======== Stored records ========

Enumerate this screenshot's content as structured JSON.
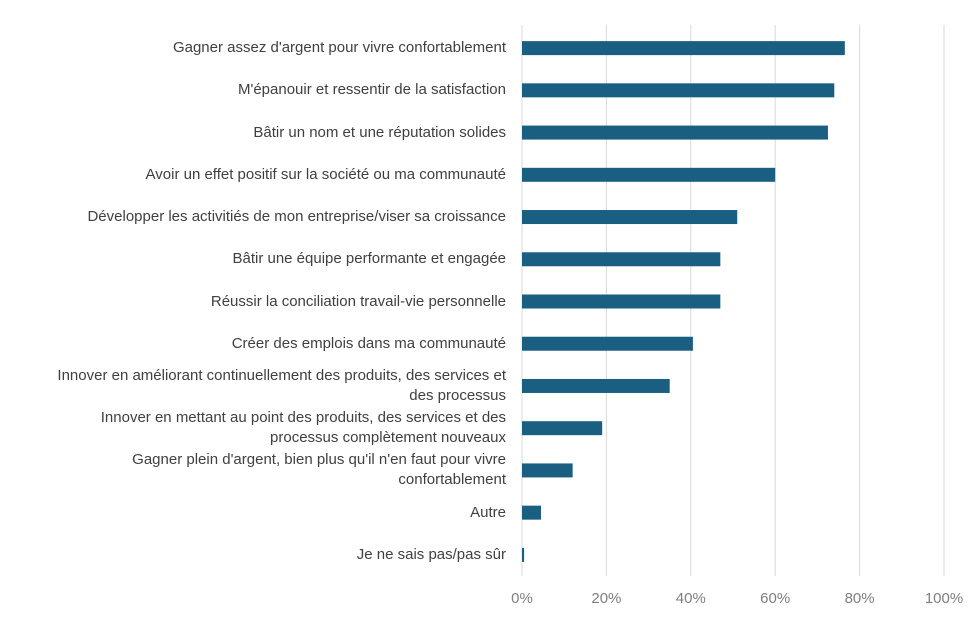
{
  "chart_data": {
    "type": "bar",
    "orientation": "horizontal",
    "title": "",
    "xlabel": "",
    "ylabel": "",
    "xlim": [
      0,
      100
    ],
    "grid": true,
    "bar_color": "#1a5f82",
    "categories": [
      "Gagner assez d'argent pour vivre confortablement",
      "M'épanouir et ressentir de la satisfaction",
      "Bâtir un nom et une réputation solides",
      "Avoir un effet positif sur la société ou ma communauté",
      "Développer les activitiés de mon entreprise/viser sa croissance",
      "Bâtir une équipe performante et engagée",
      "Réussir la conciliation travail-vie personnelle",
      "Créer des emplois dans ma communauté",
      "Innover en améliorant continuellement des produits, des services et des processus",
      "Innover en mettant au point des produits, des services et des processus complètement nouveaux",
      "Gagner plein d'argent, bien plus qu'il n'en faut pour vivre confortablement",
      "Autre",
      "Je ne sais pas/pas sûr"
    ],
    "values": [
      76.5,
      74,
      72.5,
      60,
      51,
      47,
      47,
      40.5,
      35,
      19,
      12,
      4.5,
      0.5
    ],
    "ticks": [
      0,
      20,
      40,
      60,
      80,
      100
    ],
    "tick_labels": [
      "0%",
      "20%",
      "40%",
      "60%",
      "80%",
      "100%"
    ]
  }
}
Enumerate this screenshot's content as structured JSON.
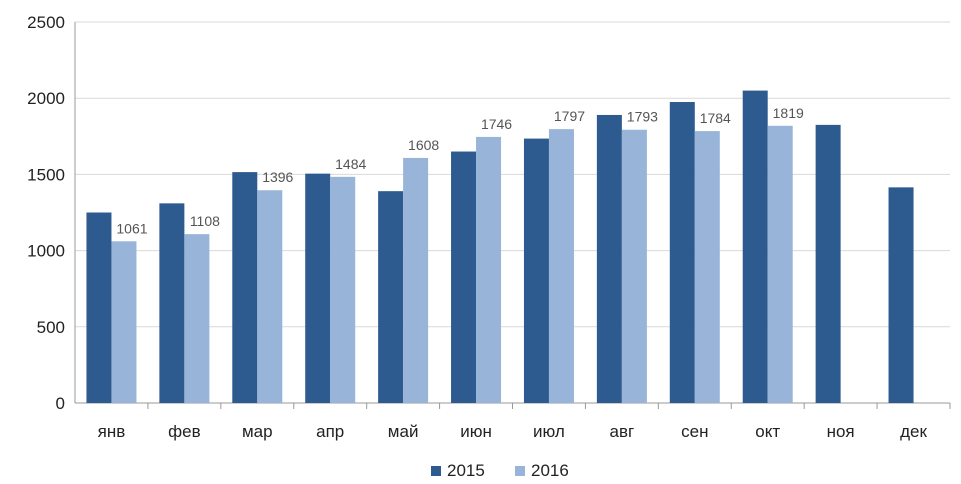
{
  "chart_data": {
    "type": "bar",
    "categories": [
      "янв",
      "фев",
      "мар",
      "апр",
      "май",
      "июн",
      "июл",
      "авг",
      "сен",
      "окт",
      "ноя",
      "дек"
    ],
    "series": [
      {
        "name": "2015",
        "color": "#2e5b8f",
        "values": [
          1250,
          1310,
          1515,
          1505,
          1390,
          1650,
          1735,
          1890,
          1975,
          2050,
          1825,
          1415
        ]
      },
      {
        "name": "2016",
        "color": "#98b4d8",
        "values": [
          1061,
          1108,
          1396,
          1484,
          1608,
          1746,
          1797,
          1793,
          1784,
          1819,
          null,
          null
        ]
      }
    ],
    "data_labels": [
      {
        "series": "2016",
        "values": [
          "1061",
          "1108",
          "1396",
          "1484",
          "1608",
          "1746",
          "1797",
          "1793",
          "1784",
          "1819",
          null,
          null
        ]
      }
    ],
    "y_ticks": [
      "0",
      "500",
      "1000",
      "1500",
      "2000",
      "2500"
    ],
    "ylim": [
      0,
      2500
    ],
    "grid": true,
    "legend_position": "bottom"
  }
}
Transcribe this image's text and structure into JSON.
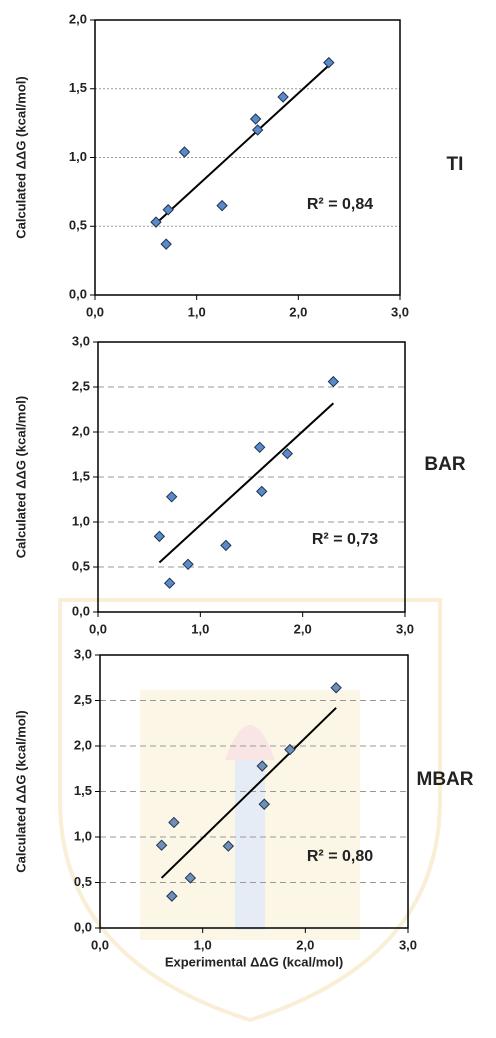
{
  "chart_data": [
    {
      "type": "scatter",
      "panel_label": "TI",
      "y_label": "Calculated ΔΔG (kcal/mol)",
      "annotation": "R² = 0,84",
      "x": [
        0.6,
        0.7,
        0.72,
        0.88,
        1.25,
        1.58,
        1.6,
        1.85,
        2.3
      ],
      "values": [
        0.53,
        0.37,
        0.62,
        1.04,
        0.65,
        1.28,
        1.2,
        1.44,
        1.69
      ],
      "trendline": {
        "x": [
          0.6,
          2.3
        ],
        "y": [
          0.52,
          1.67
        ]
      },
      "color": "#5b8ac8",
      "grid": true,
      "xlim": [
        0,
        3
      ],
      "ylim": [
        0,
        2
      ],
      "xticks": [
        {
          "value": 0,
          "label": "0,0"
        },
        {
          "value": 1,
          "label": "1,0"
        },
        {
          "value": 2,
          "label": "2,0"
        },
        {
          "value": 3,
          "label": "3,0"
        }
      ],
      "yticks": [
        {
          "value": 0,
          "label": "0,0"
        },
        {
          "value": 0.5,
          "label": "0,5"
        },
        {
          "value": 1,
          "label": "1,0"
        },
        {
          "value": 1.5,
          "label": "1,5"
        },
        {
          "value": 2,
          "label": "2,0"
        }
      ]
    },
    {
      "type": "scatter",
      "panel_label": "BAR",
      "y_label": "Calculated ΔΔG (kcal/mol)",
      "annotation": "R² = 0,73",
      "x": [
        0.6,
        0.7,
        0.72,
        0.88,
        1.25,
        1.58,
        1.6,
        1.85,
        2.3
      ],
      "values": [
        0.84,
        0.32,
        1.28,
        0.53,
        0.74,
        1.83,
        1.34,
        1.76,
        2.56
      ],
      "trendline": {
        "x": [
          0.6,
          2.3
        ],
        "y": [
          0.55,
          2.32
        ]
      },
      "color": "#5b8ac8",
      "grid": true,
      "xlim": [
        0,
        3
      ],
      "ylim": [
        0,
        3
      ],
      "xticks": [
        {
          "value": 0,
          "label": "0,0"
        },
        {
          "value": 1,
          "label": "1,0"
        },
        {
          "value": 2,
          "label": "2,0"
        },
        {
          "value": 3,
          "label": "3,0"
        }
      ],
      "yticks": [
        {
          "value": 0,
          "label": "0,0"
        },
        {
          "value": 0.5,
          "label": "0,5"
        },
        {
          "value": 1,
          "label": "1,0"
        },
        {
          "value": 1.5,
          "label": "1,5"
        },
        {
          "value": 2,
          "label": "2,0"
        },
        {
          "value": 2.5,
          "label": "2,5"
        },
        {
          "value": 3,
          "label": "3,0"
        }
      ]
    },
    {
      "type": "scatter",
      "panel_label": "MBAR",
      "y_label": "Calculated ΔΔG (kcal/mol)",
      "annotation": "R² = 0,80",
      "x_label": "Experimental ΔΔG (kcal/mol)",
      "x": [
        0.6,
        0.7,
        0.72,
        0.88,
        1.25,
        1.58,
        1.6,
        1.85,
        2.3
      ],
      "values": [
        0.91,
        0.35,
        1.16,
        0.55,
        0.9,
        1.78,
        1.36,
        1.96,
        2.64
      ],
      "trendline": {
        "x": [
          0.6,
          2.3
        ],
        "y": [
          0.55,
          2.42
        ]
      },
      "color": "#6f8fb8",
      "grid": true,
      "xlim": [
        0,
        3
      ],
      "ylim": [
        0,
        3
      ],
      "xticks": [
        {
          "value": 0,
          "label": "0,0"
        },
        {
          "value": 1,
          "label": "1,0"
        },
        {
          "value": 2,
          "label": "2,0"
        },
        {
          "value": 3,
          "label": "3,0"
        }
      ],
      "yticks": [
        {
          "value": 0,
          "label": "0,0"
        },
        {
          "value": 0.5,
          "label": "0,5"
        },
        {
          "value": 1,
          "label": "1,0"
        },
        {
          "value": 1.5,
          "label": "1,5"
        },
        {
          "value": 2,
          "label": "2,0"
        },
        {
          "value": 2.5,
          "label": "2,5"
        },
        {
          "value": 3,
          "label": "3,0"
        }
      ]
    }
  ]
}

========

Problem statement - All entries must be written out again exactly as given, with no pictures in the copy.

Solution to this exercise -
Enumerate this screenshot's content as structured JSON.
{
  "chart_data": {
    "type": "bar",
    "orientation": "horizontal",
    "title": "",
    "xlabel": "",
    "ylabel": "",
    "xlim": [
      0,
      100
    ],
    "grid": true,
    "bar_color": "#1a5f82",
    "categories": [
      "Gagner assez d'argent pour vivre confortablement",
      "M'épanouir et ressentir de la satisfaction",
      "Bâtir un nom et une réputation solides",
      "Avoir un effet positif sur la société ou ma communauté",
      "Développer les activitiés de mon entreprise/viser sa croissance",
      "Bâtir une équipe performante et engagée",
      "Réussir la conciliation travail-vie personnelle",
      "Créer des emplois dans ma communauté",
      "Innover en améliorant continuellement des produits, des services et des processus",
      "Innover en mettant au point des produits, des services et des processus complètement nouveaux",
      "Gagner plein d'argent, bien plus qu'il n'en faut pour vivre confortablement",
      "Autre",
      "Je ne sais pas/pas sûr"
    ],
    "values": [
      76.5,
      74,
      72.5,
      60,
      51,
      47,
      47,
      40.5,
      35,
      19,
      12,
      4.5,
      0.5
    ],
    "ticks": [
      0,
      20,
      40,
      60,
      80,
      100
    ],
    "tick_labels": [
      "0%",
      "20%",
      "40%",
      "60%",
      "80%",
      "100%"
    ]
  }
}
Enumerate this screenshot's content as structured JSON.
{
  "chart_data": {
    "type": "bar",
    "categories": [
      "янв",
      "фев",
      "мар",
      "апр",
      "май",
      "июн",
      "июл",
      "авг",
      "сен",
      "окт",
      "ноя",
      "дек"
    ],
    "series": [
      {
        "name": "2015",
        "color": "#2e5b8f",
        "values": [
          1250,
          1310,
          1515,
          1505,
          1390,
          1650,
          1735,
          1890,
          1975,
          2050,
          1825,
          1415
        ]
      },
      {
        "name": "2016",
        "color": "#98b4d8",
        "values": [
          1061,
          1108,
          1396,
          1484,
          1608,
          1746,
          1797,
          1793,
          1784,
          1819,
          null,
          null
        ]
      }
    ],
    "data_labels": [
      {
        "series": "2016",
        "values": [
          "1061",
          "1108",
          "1396",
          "1484",
          "1608",
          "1746",
          "1797",
          "1793",
          "1784",
          "1819",
          null,
          null
        ]
      }
    ],
    "y_ticks": [
      "0",
      "500",
      "1000",
      "1500",
      "2000",
      "2500"
    ],
    "ylim": [
      0,
      2500
    ],
    "grid": true,
    "legend_position": "bottom"
  }
}
Transcribe this image's text and structure into JSON.
{
  "chart_data": [
    {
      "type": "scatter",
      "panel_label": "TI",
      "y_label": "Calculated ΔΔG (kcal/mol)",
      "annotation": "R² = 0,84",
      "x": [
        0.6,
        0.7,
        0.72,
        0.88,
        1.25,
        1.58,
        1.6,
        1.85,
        2.3
      ],
      "values": [
        0.53,
        0.37,
        0.62,
        1.04,
        0.65,
        1.28,
        1.2,
        1.44,
        1.69
      ],
      "trendline": {
        "x": [
          0.6,
          2.3
        ],
        "y": [
          0.52,
          1.67
        ]
      },
      "color": "#5b8ac8",
      "grid": true,
      "xlim": [
        0,
        3
      ],
      "ylim": [
        0,
        2
      ],
      "xticks": [
        {
          "value": 0,
          "label": "0,0"
        },
        {
          "value": 1,
          "label": "1,0"
        },
        {
          "value": 2,
          "label": "2,0"
        },
        {
          "value": 3,
          "label": "3,0"
        }
      ],
      "yticks": [
        {
          "value": 0,
          "label": "0,0"
        },
        {
          "value": 0.5,
          "label": "0,5"
        },
        {
          "value": 1,
          "label": "1,0"
        },
        {
          "value": 1.5,
          "label": "1,5"
        },
        {
          "value": 2,
          "label": "2,0"
        }
      ]
    },
    {
      "type": "scatter",
      "panel_label": "BAR",
      "y_label": "Calculated ΔΔG (kcal/mol)",
      "annotation": "R² = 0,73",
      "x": [
        0.6,
        0.7,
        0.72,
        0.88,
        1.25,
        1.58,
        1.6,
        1.85,
        2.3
      ],
      "values": [
        0.84,
        0.32,
        1.28,
        0.53,
        0.74,
        1.83,
        1.34,
        1.76,
        2.56
      ],
      "trendline": {
        "x": [
          0.6,
          2.3
        ],
        "y": [
          0.55,
          2.32
        ]
      },
      "color": "#5b8ac8",
      "grid": true,
      "xlim": [
        0,
        3
      ],
      "ylim": [
        0,
        3
      ],
      "xticks": [
        {
          "value": 0,
          "label": "0,0"
        },
        {
          "value": 1,
          "label": "1,0"
        },
        {
          "value": 2,
          "label": "2,0"
        },
        {
          "value": 3,
          "label": "3,0"
        }
      ],
      "yticks": [
        {
          "value": 0,
          "label": "0,0"
        },
        {
          "value": 0.5,
          "label": "0,5"
        },
        {
          "value": 1,
          "label": "1,0"
        },
        {
          "value": 1.5,
          "label": "1,5"
        },
        {
          "value": 2,
          "label": "2,0"
        },
        {
          "value": 2.5,
          "label": "2,5"
        },
        {
          "value": 3,
          "label": "3,0"
        }
      ]
    },
    {
      "type": "scatter",
      "panel_label": "MBAR",
      "y_label": "Calculated ΔΔG (kcal/mol)",
      "annotation": "R² = 0,80",
      "x_label": "Experimental ΔΔG (kcal/mol)",
      "x": [
        0.6,
        0.7,
        0.72,
        0.88,
        1.25,
        1.58,
        1.6,
        1.85,
        2.3
      ],
      "values": [
        0.91,
        0.35,
        1.16,
        0.55,
        0.9,
        1.78,
        1.36,
        1.96,
        2.64
      ],
      "trendline": {
        "x": [
          0.6,
          2.3
        ],
        "y": [
          0.55,
          2.42
        ]
      },
      "color": "#6f8fb8",
      "grid": true,
      "xlim": [
        0,
        3
      ],
      "ylim": [
        0,
        3
      ],
      "xticks": [
        {
          "value": 0,
          "label": "0,0"
        },
        {
          "value": 1,
          "label": "1,0"
        },
        {
          "value": 2,
          "label": "2,0"
        },
        {
          "value": 3,
          "label": "3,0"
        }
      ],
      "yticks": [
        {
          "value": 0,
          "label": "0,0"
        },
        {
          "value": 0.5,
          "label": "0,5"
        },
        {
          "value": 1,
          "label": "1,0"
        },
        {
          "value": 1.5,
          "label": "1,5"
        },
        {
          "value": 2,
          "label": "2,0"
        },
        {
          "value": 2.5,
          "label": "2,5"
        },
        {
          "value": 3,
          "label": "3,0"
        }
      ]
    }
  ]
}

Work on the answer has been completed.